**Do this**
Can you copy out the data exactly? Leave the images out.

**Raw data**
++++++++

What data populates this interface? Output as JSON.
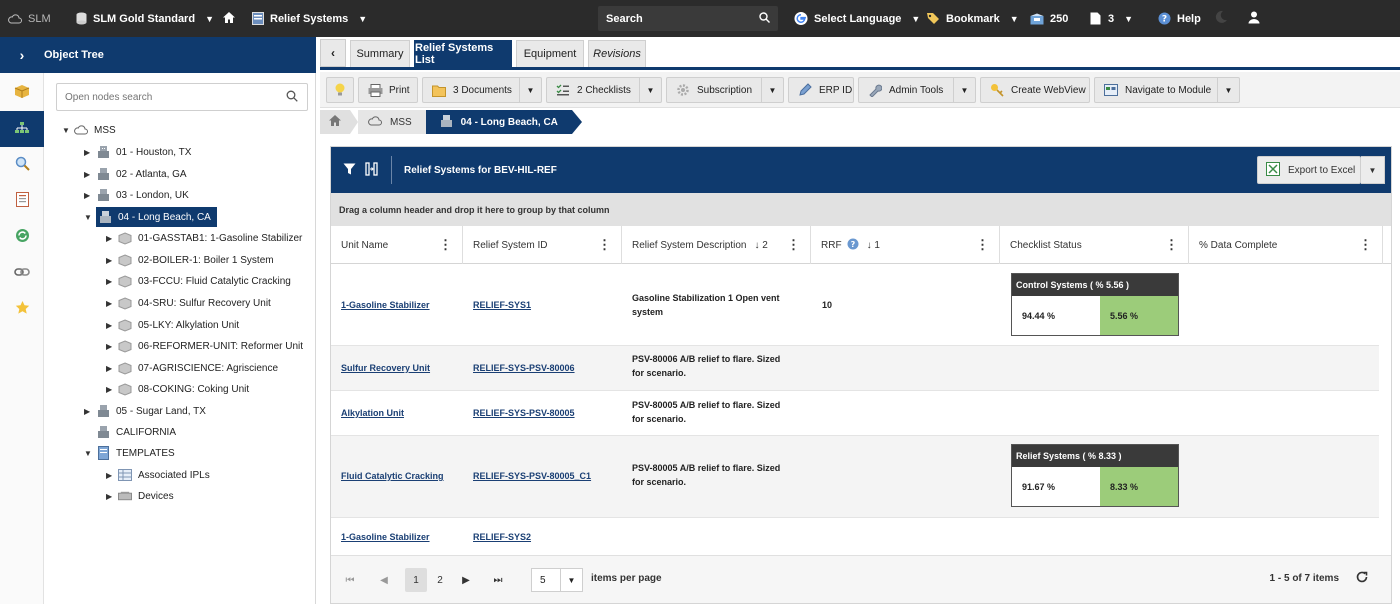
{
  "topbar": {
    "app": "SLM",
    "database": "SLM Gold Standard",
    "module": "Relief Systems",
    "search": "Search",
    "language": "Select Language",
    "bookmark": "Bookmark",
    "inbox_count": "250",
    "docs_count": "3",
    "help": "Help"
  },
  "tree": {
    "header": "Object Tree",
    "search_placeholder": "Open nodes search",
    "nodes": [
      {
        "label": "MSS"
      },
      {
        "label": "01 - Houston, TX"
      },
      {
        "label": "02 - Atlanta, GA"
      },
      {
        "label": "03 - London, UK"
      },
      {
        "label": "04 - Long Beach, CA"
      },
      {
        "label": "01-GASSTAB1: 1-Gasoline Stabilizer"
      },
      {
        "label": "02-BOILER-1: Boiler 1 System"
      },
      {
        "label": "03-FCCU: Fluid Catalytic Cracking"
      },
      {
        "label": "04-SRU: Sulfur Recovery Unit"
      },
      {
        "label": "05-LKY: Alkylation Unit"
      },
      {
        "label": "06-REFORMER-UNIT: Reformer Unit"
      },
      {
        "label": "07-AGRISCIENCE: Agriscience"
      },
      {
        "label": "08-COKING: Coking Unit"
      },
      {
        "label": "05 - Sugar Land, TX"
      },
      {
        "label": "CALIFORNIA"
      },
      {
        "label": "TEMPLATES"
      },
      {
        "label": "Associated IPLs"
      },
      {
        "label": "Devices"
      }
    ]
  },
  "tabs": [
    {
      "label": "Summary"
    },
    {
      "label": "Relief Systems List"
    },
    {
      "label": "Equipment"
    },
    {
      "label": "Revisions"
    }
  ],
  "toolbar": {
    "print": "Print",
    "documents": "3 Documents",
    "checklists": "2 Checklists",
    "subscription": "Subscription",
    "erp": "ERP ID",
    "admin": "Admin Tools",
    "webview": "Create WebView",
    "navigate": "Navigate to Module"
  },
  "breadcrumb": {
    "mss": "MSS",
    "current": "04 - Long Beach, CA"
  },
  "grid": {
    "title": "Relief Systems for BEV-HIL-REF",
    "export": "Export to Excel",
    "group_hint": "Drag a column header and drop it here to group by that column",
    "columns": [
      {
        "label": "Unit Name",
        "sort": ""
      },
      {
        "label": "Relief System ID",
        "sort": ""
      },
      {
        "label": "Relief System Description",
        "sort": "↓ 2"
      },
      {
        "label": "RRF",
        "sort": "↓ 1"
      },
      {
        "label": "Checklist Status",
        "sort": ""
      },
      {
        "label": "% Data Complete",
        "sort": ""
      }
    ],
    "rows": [
      {
        "unit": "1-Gasoline Stabilizer",
        "id": "RELIEF-SYS1",
        "desc1": "Gasoline Stabilization 1 Open vent",
        "desc2": "system",
        "rrf": "10",
        "status_title": "Control Systems ( % 5.56 )",
        "status_left": "94.44 %",
        "status_right": "5.56 %"
      },
      {
        "unit": "Sulfur Recovery Unit",
        "id": "RELIEF-SYS-PSV-80006",
        "desc1": "PSV-80006 A/B relief to flare. Sized",
        "desc2": "for scenario.",
        "rrf": ""
      },
      {
        "unit": "Alkylation Unit",
        "id": "RELIEF-SYS-PSV-80005",
        "desc1": "PSV-80005 A/B relief to flare. Sized",
        "desc2": "for scenario.",
        "rrf": ""
      },
      {
        "unit": "Fluid Catalytic Cracking",
        "id": "RELIEF-SYS-PSV-80005_C1",
        "desc1": "PSV-80005 A/B relief to flare. Sized",
        "desc2": "for scenario.",
        "rrf": "",
        "status_title": "Relief Systems ( % 8.33 )",
        "status_left": "91.67 %",
        "status_right": "8.33 %"
      },
      {
        "unit": "1-Gasoline Stabilizer",
        "id": "RELIEF-SYS2",
        "desc1": "",
        "desc2": "",
        "rrf": ""
      }
    ]
  },
  "pager": {
    "page1": "1",
    "page2": "2",
    "page_size": "5",
    "items_per_page": "items per page",
    "info": "1 - 5 of 7 items"
  },
  "colors": {
    "brand": "#0f3a6e",
    "topbar": "#2b2b2b",
    "status_green": "#9ccc7a"
  }
}
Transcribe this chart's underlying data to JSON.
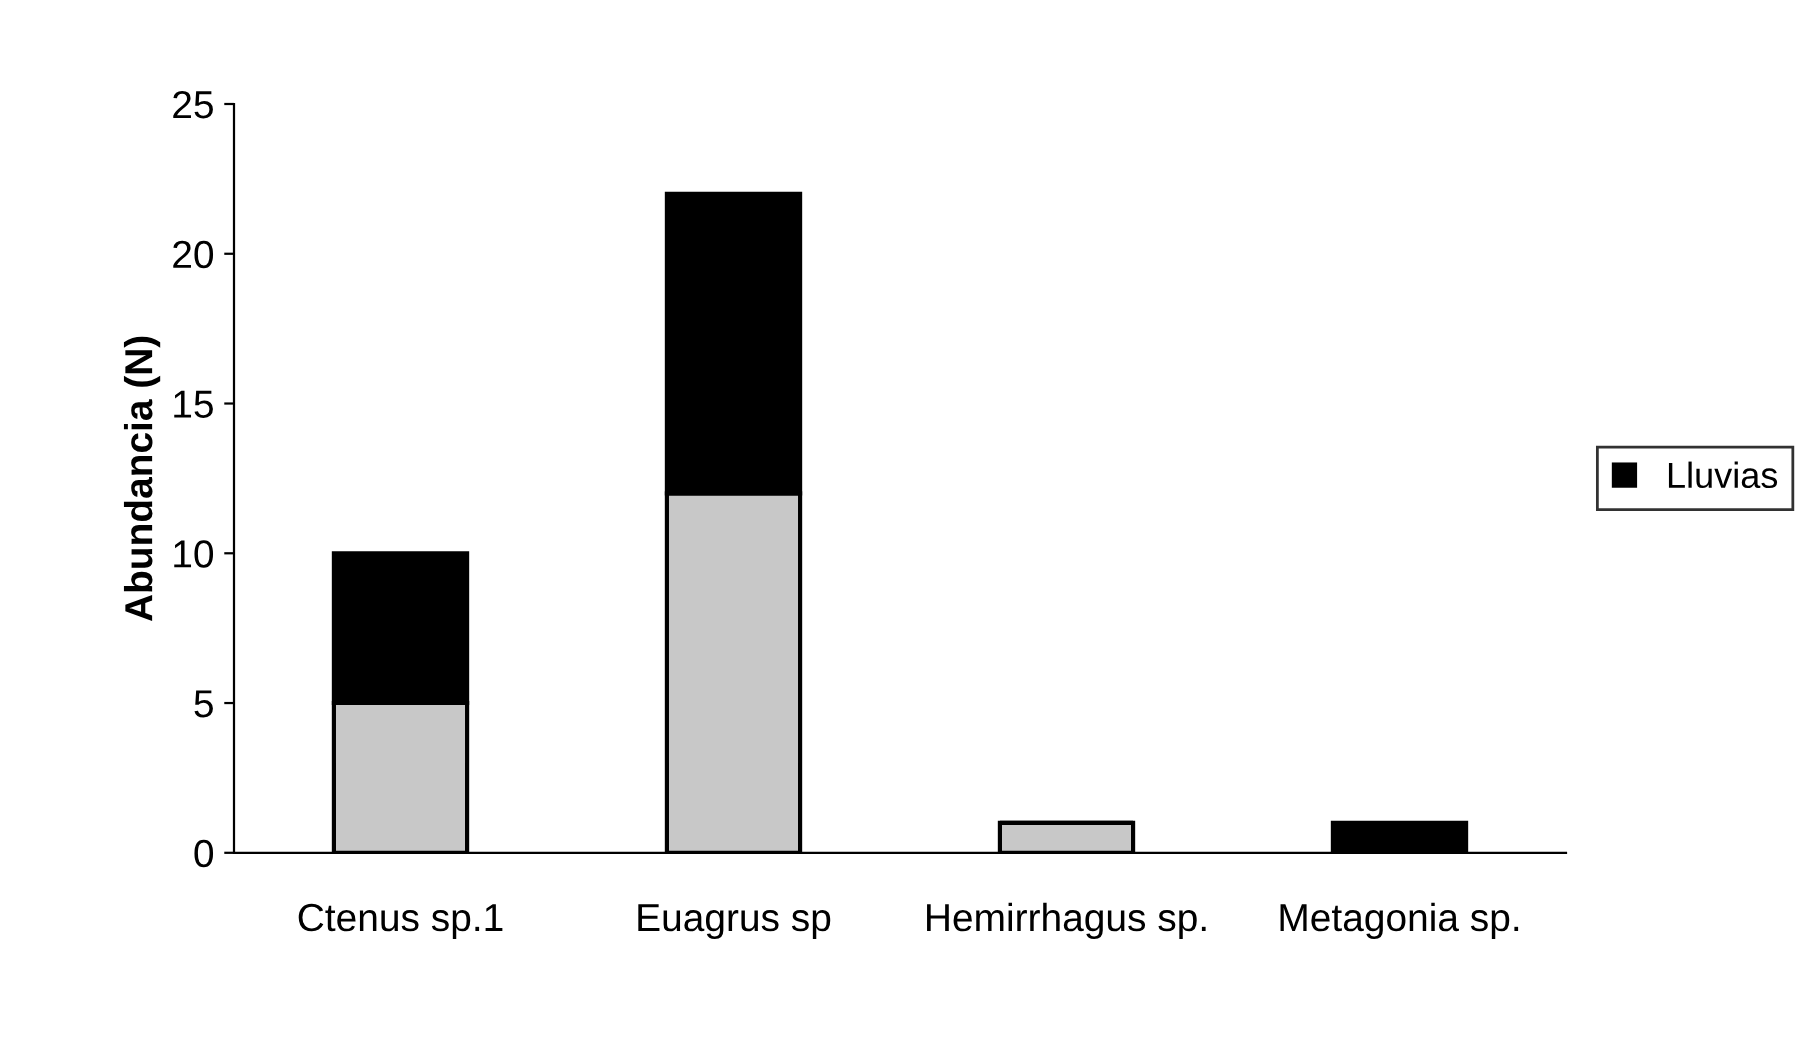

++++++++

**Answer to this task**
What data populates this interface? Output as JSON.
{
  "topbar": {
    "app": "SLM",
    "database": "SLM Gold Standard",
    "module": "Relief Systems",
    "search": "Search",
    "language": "Select Language",
    "bookmark": "Bookmark",
    "inbox_count": "250",
    "docs_count": "3",
    "help": "Help"
  },
  "tree": {
    "header": "Object Tree",
    "search_placeholder": "Open nodes search",
    "nodes": [
      {
        "label": "MSS"
      },
      {
        "label": "01 - Houston, TX"
      },
      {
        "label": "02 - Atlanta, GA"
      },
      {
        "label": "03 - London, UK"
      },
      {
        "label": "04 - Long Beach, CA"
      },
      {
        "label": "01-GASSTAB1: 1-Gasoline Stabilizer"
      },
      {
        "label": "02-BOILER-1: Boiler 1 System"
      },
      {
        "label": "03-FCCU: Fluid Catalytic Cracking"
      },
      {
        "label": "04-SRU: Sulfur Recovery Unit"
      },
      {
        "label": "05-LKY: Alkylation Unit"
      },
      {
        "label": "06-REFORMER-UNIT: Reformer Unit"
      },
      {
        "label": "07-AGRISCIENCE: Agriscience"
      },
      {
        "label": "08-COKING: Coking Unit"
      },
      {
        "label": "05 - Sugar Land, TX"
      },
      {
        "label": "CALIFORNIA"
      },
      {
        "label": "TEMPLATES"
      },
      {
        "label": "Associated IPLs"
      },
      {
        "label": "Devices"
      }
    ]
  },
  "tabs": [
    {
      "label": "Summary"
    },
    {
      "label": "Relief Systems List"
    },
    {
      "label": "Equipment"
    },
    {
      "label": "Revisions"
    }
  ],
  "toolbar": {
    "print": "Print",
    "documents": "3 Documents",
    "checklists": "2 Checklists",
    "subscription": "Subscription",
    "erp": "ERP ID",
    "admin": "Admin Tools",
    "webview": "Create WebView",
    "navigate": "Navigate to Module"
  },
  "breadcrumb": {
    "mss": "MSS",
    "current": "04 - Long Beach, CA"
  },
  "grid": {
    "title": "Relief Systems for BEV-HIL-REF",
    "export": "Export to Excel",
    "group_hint": "Drag a column header and drop it here to group by that column",
    "columns": [
      {
        "label": "Unit Name",
        "sort": ""
      },
      {
        "label": "Relief System ID",
        "sort": ""
      },
      {
        "label": "Relief System Description",
        "sort": "↓ 2"
      },
      {
        "label": "RRF",
        "sort": "↓ 1"
      },
      {
        "label": "Checklist Status",
        "sort": ""
      },
      {
        "label": "% Data Complete",
        "sort": ""
      }
    ],
    "rows": [
      {
        "unit": "1-Gasoline Stabilizer",
        "id": "RELIEF-SYS1",
        "desc1": "Gasoline Stabilization 1 Open vent",
        "desc2": "system",
        "rrf": "10",
        "status_title": "Control Systems ( % 5.56 )",
        "status_left": "94.44 %",
        "status_right": "5.56 %"
      },
      {
        "unit": "Sulfur Recovery Unit",
        "id": "RELIEF-SYS-PSV-80006",
        "desc1": "PSV-80006 A/B relief to flare. Sized",
        "desc2": "for scenario.",
        "rrf": ""
      },
      {
        "unit": "Alkylation Unit",
        "id": "RELIEF-SYS-PSV-80005",
        "desc1": "PSV-80005 A/B relief to flare. Sized",
        "desc2": "for scenario.",
        "rrf": ""
      },
      {
        "unit": "Fluid Catalytic Cracking",
        "id": "RELIEF-SYS-PSV-80005_C1",
        "desc1": "PSV-80005 A/B relief to flare. Sized",
        "desc2": "for scenario.",
        "rrf": "",
        "status_title": "Relief Systems ( % 8.33 )",
        "status_left": "91.67 %",
        "status_right": "8.33 %"
      },
      {
        "unit": "1-Gasoline Stabilizer",
        "id": "RELIEF-SYS2",
        "desc1": "",
        "desc2": "",
        "rrf": ""
      }
    ]
  },
  "pager": {
    "page1": "1",
    "page2": "2",
    "page_size": "5",
    "items_per_page": "items per page",
    "info": "1 - 5 of 7 items"
  },
  "colors": {
    "brand": "#0f3a6e",
    "topbar": "#2b2b2b",
    "status_green": "#9ccc7a"
  }
}
Transcribe this chart's underlying data to JSON.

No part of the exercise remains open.